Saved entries

========================================

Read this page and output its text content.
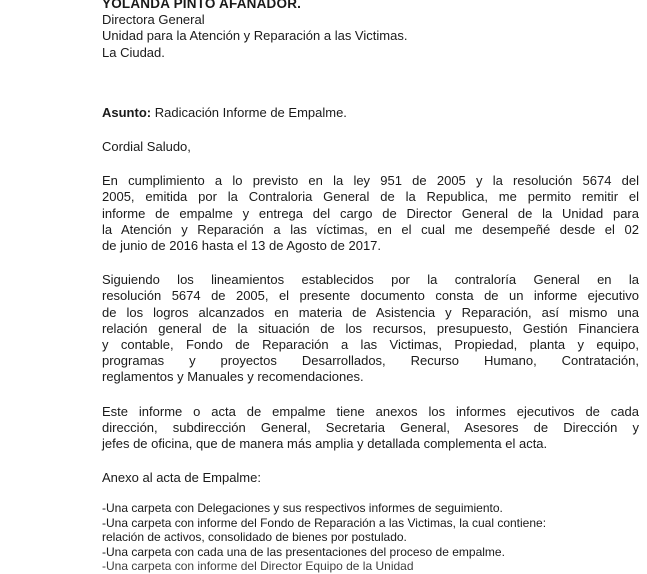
YOLANDA PINTO AFANADOR.
Directora General
Unidad para la Atención y Reparación a las Victimas.
La Ciudad.
Asunto: Radicación Informe de Empalme.
Cordial Saludo,
En cumplimiento a lo previsto en la ley 951 de 2005 y la resolución 5674 del
2005, emitida por la Contraloria General de la Republica, me permito remitir el
informe de empalme y entrega del cargo de Director General de la Unidad para
la Atención y Reparación a las víctimas, en el cual me desempeñé desde el 02
de junio de 2016 hasta el 13 de Agosto de 2017.
Siguiendo los lineamientos establecidos por la contraloría General en la
resolución 5674 de 2005, el presente documento consta de un informe ejecutivo
de los logros alcanzados en materia de Asistencia y Reparación, así mismo una
relación general de la situación de los recursos, presupuesto, Gestión Financiera
y contable, Fondo de Reparación a las Victimas, Propiedad, planta y equipo,
programas y proyectos Desarrollados, Recurso Humano, Contratación,
reglamentos y Manuales y recomendaciones.
Este informe o acta de empalme tiene anexos los informes ejecutivos de cada
dirección, subdirección General, Secretaria General, Asesores de Dirección y
jefes de oficina, que de manera más amplia y detallada complementa el acta.
Anexo al acta de Empalme:
-Una carpeta con Delegaciones y sus respectivos informes de seguimiento.
-Una carpeta con informe del Fondo de Reparación a las Victimas, la cual contiene:
relación de activos, consolidado de bienes por postulado.
-Una carpeta con cada una de las presentaciones del proceso de empalme.
-Una carpeta con informe del Director Equipo de la Unidad
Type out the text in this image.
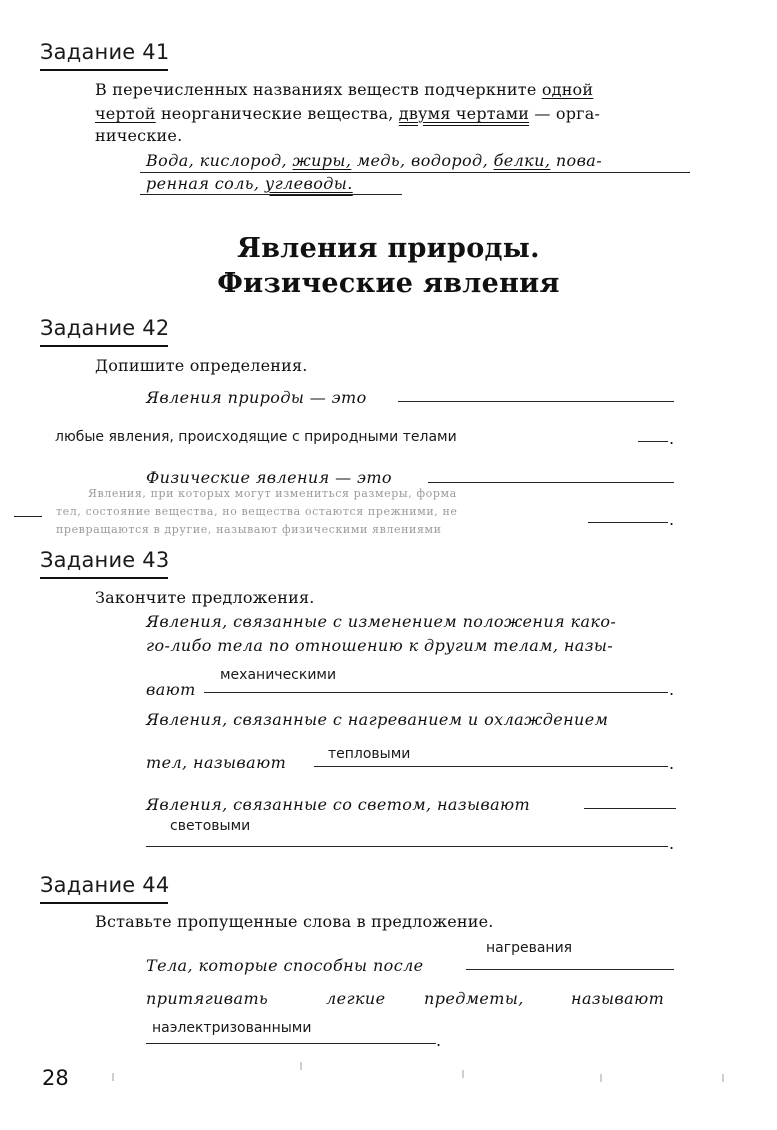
Задание 41
В перечисленных названиях веществ подчеркните одной
чертой неорганические вещества, двумя чертами — орга-
нические.
Вода, кислород, жиры, медь, водород, белки, пова-
ренная соль, углеводы.
Явления природы.
Физические явления
Задание 42
Допишите определения.
Явления природы — это
любые явления, происходящие с природными телами	.
Физические явления — это
Явления, при которых могут измениться размеры, форма
тел, состояние вещества, но вещества остаются прежними, не
превращаются в другие, называют физическими явлениями
.
Задание 43
Закончите предложения.
Явления, связанные с изменением положения како-
го-либо тела по отношению к другим телам, назы-
механическими
вают	.
Явления, связанные с нагреванием и охлаждением
тепловыми
тел, называют	.
Явления, связанные со светом, называют
световыми
.
Задание 44
Вставьте пропущенные слова в предложение.
нагревания
Тела, которые способны после
притягивать	легкие предметы,	называют
наэлектризованными
.
28
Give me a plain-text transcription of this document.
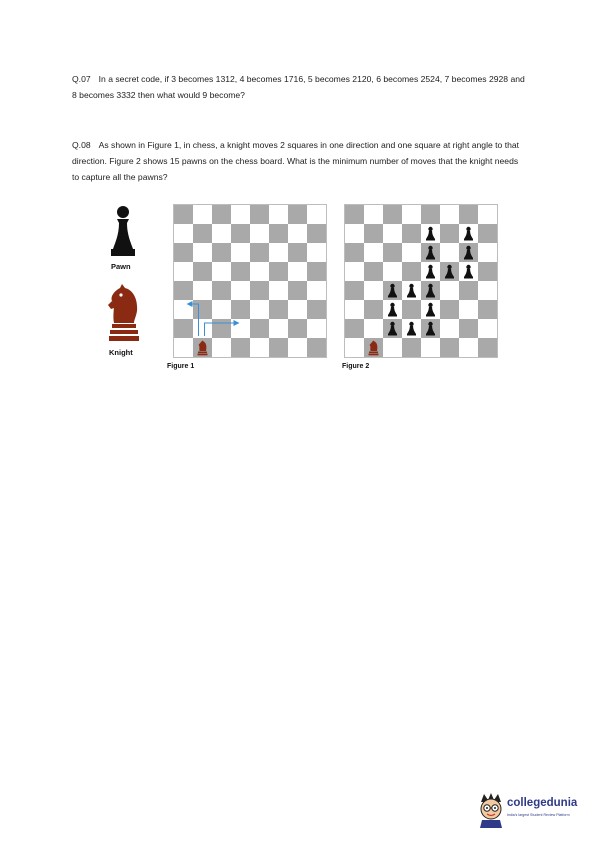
Q.07 In a secret code, if 3 becomes 1312, 4 becomes 1716, 5 becomes 2120, 6 becomes 2524, 7 becomes 2928 and 8 becomes 3332 then what would 9 become?
Q.08 As shown in Figure 1, in chess, a knight moves 2 squares in one direction and one square at right angle to that direction. Figure 2 shows 15 pawns on the chess board. What is the minimum number of moves that the knight needs to capture all the pawns?
Pawn
Knight
Figure 1	Figure 2
collegedunia
India's largest Student Review Platform
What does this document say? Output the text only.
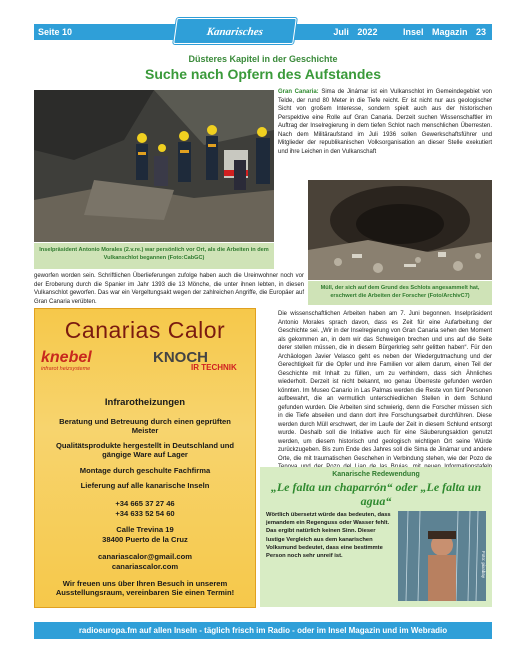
Seite 10	Juli 2022	Insel Magazin 23
Kanarisches
Düsteres Kapitel in der Geschichte
Suche nach Opfern des Aufstandes
Inselpräsident Antonio Morales (2.v.re.) war persönlich vor Ort, als die Arbeiten in dem Vulkanschlot begannen (Foto:CabGC)
Gran Canaria: Sima de Jinámar ist ein Vulkanschlot im Gemeindegebiet von Telde, der rund 80 Meter in die Tiefe reicht. Er ist nicht nur aus geologischer Sicht von großem Interesse, sondern spielt auch aus der historischen Perspektive eine Rolle auf Gran Canaria. Derzeit suchen Wissenschaftler im Auftrag der Inselregierung in dem tiefen Schlot nach menschlichen Überresten. Nach dem Militäraufstand im Juli 1936 sollen Gewerkschaftsführer und Mitglieder der republikanischen Volksorganisation an dieser Stelle exekutiert und ihre Leichen in den Vulkanschaft
Müll, der sich auf dem Grund des Schlots angesammelt hat, erschwert die Arbeiten der Forscher (Foto/ArchivC7)
geworfen worden sein. Schriftlichen Überlieferungen zufolge haben auch die Ureinwohner noch vor der Eroberung durch die Spanier im Jahr 1393 die 13 Mönche, die unter ihnen lebten, in diesen Vulkanschlot geworfen. Das war ein Vergeltungsakt wegen der zahlreichen Angriffe, die Europäer auf Gran Canaria verübten.
Die wissenschaftlichen Arbeiten haben am 7. Juni begonnen. Inselpräsident Antonio Morales sprach davon, dass es Zeit für eine Aufarbeitung der Geschichte sei. „Wir in der Inselregierung von Gran Canaria sehen den Moment als gekommen an, in dem wir das Schweigen brechen und uns auf die Seite derer stellen müssen, die in diesem Bürgerkrieg sehr gelitten haben“. Für den Archäologen Javier Velasco geht es neben der Wiedergutmachung und der Gerechtigkeit für die Opfer und ihre Familien vor allem darum, einen Teil der Geschichte mit Inhalt zu füllen, um zu verhindern, dass sich Ähnliches wiederholt. Derzeit ist nicht bekannt, wo genau Überreste gefunden werden könnten. Im Museo Canario in Las Palmas werden die Reste von fünf Personen aufbewahrt, die an vermutlich unterschiedlichen Stellen in dem Schlund gefunden wurden. Die Arbeiten sind schwierig, denn die Forscher müssen sich in die Tiefe abseilen und dann dort ihre Forschungsarbeit durchführen. Diese werden durch Müll erschwert, der im Laufe der Zeit in diesem Schlund entsorgt wurde. Deshalb soll die Initiative auch für eine Säuberungsaktion genutzt werden, um diesem historisch und geologisch wichtigen Ort seine Würde zurückzugeben. Bis zum Ende des Jahres soll die Sima de Jinámar und andere Orte, die mit traumatischen Geschehen in Verbindung stehen, wie der Pozo de
Canarias Calor
knebel
infrarot heizsysteme
KNOCH
IR TECHNIK
Infrarotheizungen
Beratung und Betreuung durch einen geprüften Meister
Qualitätsprodukte hergestellt in Deutschland und gängige Ware auf Lager
Montage durch geschulte Fachfirma
Lieferung auf alle kanarische Inseln
+34 665 37 27 46
+34 633 52 54 60
Calle Trevina 19
38400 Puerto de la Cruz
canariascalor@gmail.com
canariascalor.com
Wir freuen uns über Ihren Besuch in unserem Ausstellungsraum, vereinbaren Sie einen Termin!
Kanarische Redewendung
„Le falta un chaparrón“ oder „Le falta un agua“
Wörtlich übersetzt würde das bedeuten, dass jemandem ein Regenguss oder Wasser fehlt. Das ergibt natürlich keinen Sinn. Dieser lustige Vergleich aus dem kanarischen Volksmund bedeutet, dass eine bestimmte Person noch sehr unreif ist.	Foto: pixabay
radioeuropa.fm auf allen Inseln - täglich frisch im Radio - oder im Insel Magazin und im Webradio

========================================

*What is needed*: Without the images, write out each line of the data verbatim.

*Solution to this task*:
Read this page and output its text content.
YOLANDA PINTO AFANADOR.
Directora General
Unidad para la Atención y Reparación a las Victimas.
La Ciudad.
Asunto: Radicación Informe de Empalme.
Cordial Saludo,
En cumplimiento a lo previsto en la ley 951 de 2005 y la resolución 5674 del
2005, emitida por la Contraloria General de la Republica, me permito remitir el
informe de empalme y entrega del cargo de Director General de la Unidad para
la Atención y Reparación a las víctimas, en el cual me desempeñé desde el 02
de junio de 2016 hasta el 13 de Agosto de 2017.
Siguiendo los lineamientos establecidos por la contraloría General en la
resolución 5674 de 2005, el presente documento consta de un informe ejecutivo
de los logros alcanzados en materia de Asistencia y Reparación, así mismo una
relación general de la situación de los recursos, presupuesto, Gestión Financiera
y contable, Fondo de Reparación a las Victimas, Propiedad, planta y equipo,
programas y proyectos Desarrollados, Recurso Humano, Contratación,
reglamentos y Manuales y recomendaciones.
Este informe o acta de empalme tiene anexos los informes ejecutivos de cada
dirección, subdirección General, Secretaria General, Asesores de Dirección y
jefes de oficina, que de manera más amplia y detallada complementa el acta.
Anexo al acta de Empalme:
-Una carpeta con Delegaciones y sus respectivos informes de seguimiento.
-Una carpeta con informe del Fondo de Reparación a las Victimas, la cual contiene:
relación de activos, consolidado de bienes por postulado.
-Una carpeta con cada una de las presentaciones del proceso de empalme.
-Una carpeta con informe del Director Equipo de la Unidad
Type out the text in this image.
Задание 41
В перечисленных названиях веществ подчеркните одной
чертой неорганические вещества, двумя чертами — орга-
нические.
Вода, кислород, жиры, медь, водород, белки, пова-
ренная соль, углеводы.
Явления природы.
Физические явления
Задание 42
Допишите определения.
Явления природы — это
любые явления, происходящие с природными телами	.
Физические явления — это
Явления, при которых могут измениться размеры, форма
тел, состояние вещества, но вещества остаются прежними, не
превращаются в другие, называют физическими явлениями
.
Задание 43
Закончите предложения.
Явления, связанные с изменением положения како-
го-либо тела по отношению к другим телам, назы-
механическими
вают	.
Явления, связанные с нагреванием и охлаждением
тепловыми
тел, называют	.
Явления, связанные со светом, называют
световыми
.
Задание 44
Вставьте пропущенные слова в предложение.
нагревания
Тела, которые способны после
притягивать	легкие предметы,	называют
наэлектризованными
.
28
Give me a plain-text transcription of this document.
Q.07 In a secret code, if 3 becomes 1312, 4 becomes 1716, 5 becomes 2120, 6 becomes 2524, 7 becomes 2928 and 8 becomes 3332 then what would 9 become?
Q.08 As shown in Figure 1, in chess, a knight moves 2 squares in one direction and one square at right angle to that direction. Figure 2 shows 15 pawns on the chess board. What is the minimum number of moves that the knight needs to capture all the pawns?
Pawn
Knight
Figure 1	Figure 2
collegedunia
India's largest Student Review Platform
What does this document say? Output the text only.
Seite 10	Juli 2022	Insel Magazin 23
Kanarisches
Düsteres Kapitel in der Geschichte
Suche nach Opfern des Aufstandes
Inselpräsident Antonio Morales (2.v.re.) war persönlich vor Ort, als die Arbeiten in dem Vulkanschlot begannen (Foto:CabGC)
Gran Canaria: Sima de Jinámar ist ein Vulkanschlot im Gemeindegebiet von Telde, der rund 80 Meter in die Tiefe reicht. Er ist nicht nur aus geologischer Sicht von großem Interesse, sondern spielt auch aus der historischen Perspektive eine Rolle auf Gran Canaria. Derzeit suchen Wissenschaftler im Auftrag der Inselregierung in dem tiefen Schlot nach menschlichen Überresten. Nach dem Militäraufstand im Juli 1936 sollen Gewerkschaftsführer und Mitglieder der republikanischen Volksorganisation an dieser Stelle exekutiert und ihre Leichen in den Vulkanschaft
Müll, der sich auf dem Grund des Schlots angesammelt hat, erschwert die Arbeiten der Forscher (Foto/ArchivC7)
geworfen worden sein. Schriftlichen Überlieferungen zufolge haben auch die Ureinwohner noch vor der Eroberung durch die Spanier im Jahr 1393 die 13 Mönche, die unter ihnen lebten, in diesen Vulkanschlot geworfen. Das war ein Vergeltungsakt wegen der zahlreichen Angriffe, die Europäer auf Gran Canaria verübten.
Die wissenschaftlichen Arbeiten haben am 7. Juni begonnen. Inselpräsident Antonio Morales sprach davon, dass es Zeit für eine Aufarbeitung der Geschichte sei. „Wir in der Inselregierung von Gran Canaria sehen den Moment als gekommen an, in dem wir das Schweigen brechen und uns auf die Seite derer stellen müssen, die in diesem Bürgerkrieg sehr gelitten haben“. Für den Archäologen Javier Velasco geht es neben der Wiedergutmachung und der Gerechtigkeit für die Opfer und ihre Familien vor allem darum, einen Teil der Geschichte mit Inhalt zu füllen, um zu verhindern, dass sich Ähnliches wiederholt. Derzeit ist nicht bekannt, wo genau Überreste gefunden werden könnten. Im Museo Canario in Las Palmas werden die Reste von fünf Personen aufbewahrt, die an vermutlich unterschiedlichen Stellen in dem Schlund gefunden wurden. Die Arbeiten sind schwierig, denn die Forscher müssen sich in die Tiefe abseilen und dann dort ihre Forschungsarbeit durchführen. Diese werden durch Müll erschwert, der im Laufe der Zeit in diesem Schlund entsorgt wurde. Deshalb soll die Initiative auch für eine Säuberungsaktion genutzt werden, um diesem historisch und geologisch wichtigen Ort seine Würde zurückzugeben. Bis zum Ende des Jahres soll die Sima de Jinámar und andere Orte, die mit traumatischen Geschehen in Verbindung stehen, wie der Pozo de
Canarias Calor
knebel
infrarot heizsysteme
KNOCH
IR TECHNIK
Infrarotheizungen
Beratung und Betreuung durch einen geprüften Meister
Qualitätsprodukte hergestellt in Deutschland und gängige Ware auf Lager
Montage durch geschulte Fachfirma
Lieferung auf alle kanarische Inseln
+34 665 37 27 46
+34 633 52 54 60
Calle Trevina 19
38400 Puerto de la Cruz
canariascalor@gmail.com
canariascalor.com
Wir freuen uns über Ihren Besuch in unserem Ausstellungsraum, vereinbaren Sie einen Termin!
Kanarische Redewendung
„Le falta un chaparrón“ oder „Le falta un agua“
Wörtlich übersetzt würde das bedeuten, dass jemandem ein Regenguss oder Wasser fehlt. Das ergibt natürlich keinen Sinn. Dieser lustige Vergleich aus dem kanarischen Volksmund bedeutet, dass eine bestimmte Person noch sehr unreif ist.	Foto: pixabay
radioeuropa.fm auf allen Inseln - täglich frisch im Radio - oder im Insel Magazin und im Webradio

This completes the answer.